Records provided:
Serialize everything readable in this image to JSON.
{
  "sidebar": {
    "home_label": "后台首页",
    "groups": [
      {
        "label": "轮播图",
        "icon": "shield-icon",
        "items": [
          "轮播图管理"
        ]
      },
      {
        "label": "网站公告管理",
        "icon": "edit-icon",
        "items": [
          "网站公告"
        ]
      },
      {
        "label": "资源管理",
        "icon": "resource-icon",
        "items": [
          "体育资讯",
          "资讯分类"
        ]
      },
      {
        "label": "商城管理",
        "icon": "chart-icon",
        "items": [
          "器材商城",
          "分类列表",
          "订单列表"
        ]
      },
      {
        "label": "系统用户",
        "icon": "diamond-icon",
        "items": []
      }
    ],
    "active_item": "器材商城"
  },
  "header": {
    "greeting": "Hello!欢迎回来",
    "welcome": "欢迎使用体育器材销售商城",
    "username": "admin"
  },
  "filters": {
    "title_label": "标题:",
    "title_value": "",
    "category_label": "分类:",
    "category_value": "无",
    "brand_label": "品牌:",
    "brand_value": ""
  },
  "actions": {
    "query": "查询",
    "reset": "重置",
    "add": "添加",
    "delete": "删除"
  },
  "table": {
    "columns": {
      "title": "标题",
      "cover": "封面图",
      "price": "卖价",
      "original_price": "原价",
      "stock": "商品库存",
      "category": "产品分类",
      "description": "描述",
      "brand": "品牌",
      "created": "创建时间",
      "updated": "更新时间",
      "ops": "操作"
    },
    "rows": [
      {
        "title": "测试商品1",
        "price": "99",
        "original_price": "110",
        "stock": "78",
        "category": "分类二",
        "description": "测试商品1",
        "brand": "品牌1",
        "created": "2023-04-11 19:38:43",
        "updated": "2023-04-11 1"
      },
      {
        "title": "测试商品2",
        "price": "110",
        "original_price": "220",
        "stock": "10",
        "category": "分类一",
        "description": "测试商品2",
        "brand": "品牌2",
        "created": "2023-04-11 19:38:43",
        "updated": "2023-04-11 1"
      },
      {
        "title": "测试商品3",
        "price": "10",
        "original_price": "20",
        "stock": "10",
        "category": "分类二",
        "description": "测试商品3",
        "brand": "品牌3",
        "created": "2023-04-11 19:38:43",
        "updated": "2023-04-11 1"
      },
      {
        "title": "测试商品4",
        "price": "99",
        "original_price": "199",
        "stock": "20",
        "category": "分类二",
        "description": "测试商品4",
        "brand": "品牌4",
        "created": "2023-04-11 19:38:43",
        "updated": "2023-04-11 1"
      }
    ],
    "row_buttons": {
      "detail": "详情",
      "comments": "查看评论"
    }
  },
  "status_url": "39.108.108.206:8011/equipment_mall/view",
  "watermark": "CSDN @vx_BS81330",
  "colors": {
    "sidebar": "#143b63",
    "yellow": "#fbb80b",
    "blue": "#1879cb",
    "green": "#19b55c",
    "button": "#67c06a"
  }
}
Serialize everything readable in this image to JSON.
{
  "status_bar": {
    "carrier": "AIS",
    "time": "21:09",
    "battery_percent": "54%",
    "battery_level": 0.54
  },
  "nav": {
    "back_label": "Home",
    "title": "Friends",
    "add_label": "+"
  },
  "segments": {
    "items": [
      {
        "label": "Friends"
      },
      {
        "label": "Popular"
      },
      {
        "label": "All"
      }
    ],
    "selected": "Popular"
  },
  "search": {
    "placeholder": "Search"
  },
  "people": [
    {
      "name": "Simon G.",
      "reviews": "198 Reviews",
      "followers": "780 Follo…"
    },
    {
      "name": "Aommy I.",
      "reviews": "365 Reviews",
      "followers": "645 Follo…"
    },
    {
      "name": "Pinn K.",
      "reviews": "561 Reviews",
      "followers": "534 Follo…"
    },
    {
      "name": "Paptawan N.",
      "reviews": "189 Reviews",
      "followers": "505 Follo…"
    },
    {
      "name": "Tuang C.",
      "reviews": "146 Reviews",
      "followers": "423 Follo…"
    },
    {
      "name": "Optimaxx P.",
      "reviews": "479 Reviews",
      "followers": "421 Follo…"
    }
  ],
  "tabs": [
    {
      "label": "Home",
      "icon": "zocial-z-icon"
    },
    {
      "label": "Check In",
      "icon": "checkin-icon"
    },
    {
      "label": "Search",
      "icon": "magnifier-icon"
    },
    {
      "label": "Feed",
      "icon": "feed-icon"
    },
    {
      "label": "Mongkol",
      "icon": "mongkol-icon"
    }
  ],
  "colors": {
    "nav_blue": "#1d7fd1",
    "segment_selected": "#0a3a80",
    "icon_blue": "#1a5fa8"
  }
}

Your objective: Write out the data again, exactly and in full.

Written solution:
Serialize everything readable in this image to JSON.
{
  "sidebar": {
    "home_label": "后台首页",
    "groups": [
      {
        "label": "轮播图",
        "icon": "shield-icon",
        "items": [
          "轮播图管理"
        ]
      },
      {
        "label": "网站公告管理",
        "icon": "edit-icon",
        "items": [
          "网站公告"
        ]
      },
      {
        "label": "资源管理",
        "icon": "resource-icon",
        "items": [
          "体育资讯",
          "资讯分类"
        ]
      },
      {
        "label": "商城管理",
        "icon": "chart-icon",
        "items": [
          "器材商城",
          "分类列表",
          "订单列表"
        ]
      },
      {
        "label": "系统用户",
        "icon": "diamond-icon",
        "items": []
      }
    ],
    "active_item": "器材商城"
  },
  "header": {
    "greeting": "Hello!欢迎回来",
    "welcome": "欢迎使用体育器材销售商城",
    "username": "admin"
  },
  "filters": {
    "title_label": "标题:",
    "title_value": "",
    "category_label": "分类:",
    "category_value": "无",
    "brand_label": "品牌:",
    "brand_value": ""
  },
  "actions": {
    "query": "查询",
    "reset": "重置",
    "add": "添加",
    "delete": "删除"
  },
  "table": {
    "columns": {
      "title": "标题",
      "cover": "封面图",
      "price": "卖价",
      "original_price": "原价",
      "stock": "商品库存",
      "category": "产品分类",
      "description": "描述",
      "brand": "品牌",
      "created": "创建时间",
      "updated": "更新时间",
      "ops": "操作"
    },
    "rows": [
      {
        "title": "测试商品1",
        "price": "99",
        "original_price": "110",
        "stock": "78",
        "category": "分类二",
        "description": "测试商品1",
        "brand": "品牌1",
        "created": "2023-04-11 19:38:43",
        "updated": "2023-04-11 1"
      },
      {
        "title": "测试商品2",
        "price": "110",
        "original_price": "220",
        "stock": "10",
        "category": "分类一",
        "description": "测试商品2",
        "brand": "品牌2",
        "created": "2023-04-11 19:38:43",
        "updated": "2023-04-11 1"
      },
      {
        "title": "测试商品3",
        "price": "10",
        "original_price": "20",
        "stock": "10",
        "category": "分类二",
        "description": "测试商品3",
        "brand": "品牌3",
        "created": "2023-04-11 19:38:43",
        "updated": "2023-04-11 1"
      },
      {
        "title": "测试商品4",
        "price": "99",
        "original_price": "199",
        "stock": "20",
        "category": "分类二",
        "description": "测试商品4",
        "brand": "品牌4",
        "created": "2023-04-11 19:38:43",
        "updated": "2023-04-11 1"
      }
    ],
    "row_buttons": {
      "detail": "详情",
      "comments": "查看评论"
    }
  },
  "status_url": "39.108.108.206:8011/equipment_mall/view",
  "watermark": "CSDN @vx_BS81330",
  "colors": {
    "sidebar": "#143b63",
    "yellow": "#fbb80b",
    "blue": "#1879cb",
    "green": "#19b55c",
    "button": "#67c06a"
  }
}
Serialize everything readable in this image to JSON.
{
  "status_bar": {
    "carrier": "AIS",
    "time": "21:09",
    "battery_percent": "54%",
    "battery_level": 0.54
  },
  "nav": {
    "back_label": "Home",
    "title": "Friends",
    "add_label": "+"
  },
  "segments": {
    "items": [
      {
        "label": "Friends"
      },
      {
        "label": "Popular"
      },
      {
        "label": "All"
      }
    ],
    "selected": "Popular"
  },
  "search": {
    "placeholder": "Search"
  },
  "people": [
    {
      "name": "Simon G.",
      "reviews": "198 Reviews",
      "followers": "780 Follo…"
    },
    {
      "name": "Aommy I.",
      "reviews": "365 Reviews",
      "followers": "645 Follo…"
    },
    {
      "name": "Pinn K.",
      "reviews": "561 Reviews",
      "followers": "534 Follo…"
    },
    {
      "name": "Paptawan N.",
      "reviews": "189 Reviews",
      "followers": "505 Follo…"
    },
    {
      "name": "Tuang C.",
      "reviews": "146 Reviews",
      "followers": "423 Follo…"
    },
    {
      "name": "Optimaxx P.",
      "reviews": "479 Reviews",
      "followers": "421 Follo…"
    }
  ],
  "tabs": [
    {
      "label": "Home",
      "icon": "zocial-z-icon"
    },
    {
      "label": "Check In",
      "icon": "checkin-icon"
    },
    {
      "label": "Search",
      "icon": "magnifier-icon"
    },
    {
      "label": "Feed",
      "icon": "feed-icon"
    },
    {
      "label": "Mongkol",
      "icon": "mongkol-icon"
    }
  ],
  "colors": {
    "nav_blue": "#1d7fd1",
    "segment_selected": "#0a3a80",
    "icon_blue": "#1a5fa8"
  }
}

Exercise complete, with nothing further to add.